[Dataset rows about figures]
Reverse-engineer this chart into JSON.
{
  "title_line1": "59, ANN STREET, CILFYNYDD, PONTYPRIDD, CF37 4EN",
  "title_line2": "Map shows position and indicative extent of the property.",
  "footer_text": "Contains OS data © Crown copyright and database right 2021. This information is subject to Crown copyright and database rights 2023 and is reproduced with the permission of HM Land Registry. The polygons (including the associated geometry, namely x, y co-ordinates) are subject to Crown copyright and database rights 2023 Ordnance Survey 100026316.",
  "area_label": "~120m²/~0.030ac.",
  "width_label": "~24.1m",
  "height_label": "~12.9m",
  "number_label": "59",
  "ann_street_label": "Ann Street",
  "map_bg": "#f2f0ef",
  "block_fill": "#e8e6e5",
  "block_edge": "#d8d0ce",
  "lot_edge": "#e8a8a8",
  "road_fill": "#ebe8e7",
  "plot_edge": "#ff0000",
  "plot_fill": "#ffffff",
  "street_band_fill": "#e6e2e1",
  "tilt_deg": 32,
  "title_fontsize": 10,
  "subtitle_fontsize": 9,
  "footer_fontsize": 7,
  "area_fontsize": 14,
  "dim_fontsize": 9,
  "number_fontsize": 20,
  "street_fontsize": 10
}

> Stated problem
Each record above should be restated word for word.

> Finished exercise
Reverse-engineer this chart into JSON.
{
  "title_line1": "59, ANN STREET, CILFYNYDD, PONTYPRIDD, CF37 4EN",
  "title_line2": "Map shows position and indicative extent of the property.",
  "footer_text": "Contains OS data © Crown copyright and database right 2021. This information is subject to Crown copyright and database rights 2023 and is reproduced with the permission of HM Land Registry. The polygons (including the associated geometry, namely x, y co-ordinates) are subject to Crown copyright and database rights 2023 Ordnance Survey 100026316.",
  "area_label": "~120m²/~0.030ac.",
  "width_label": "~24.1m",
  "height_label": "~12.9m",
  "number_label": "59",
  "ann_street_label": "Ann Street",
  "map_bg": "#f2f0ef",
  "block_fill": "#e8e6e5",
  "block_edge": "#d8d0ce",
  "lot_edge": "#e8a8a8",
  "road_fill": "#ebe8e7",
  "plot_edge": "#ff0000",
  "plot_fill": "#ffffff",
  "street_band_fill": "#e6e2e1",
  "tilt_deg": 32,
  "title_fontsize": 10,
  "subtitle_fontsize": 9,
  "footer_fontsize": 7,
  "area_fontsize": 14,
  "dim_fontsize": 9,
  "number_fontsize": 20,
  "street_fontsize": 10
}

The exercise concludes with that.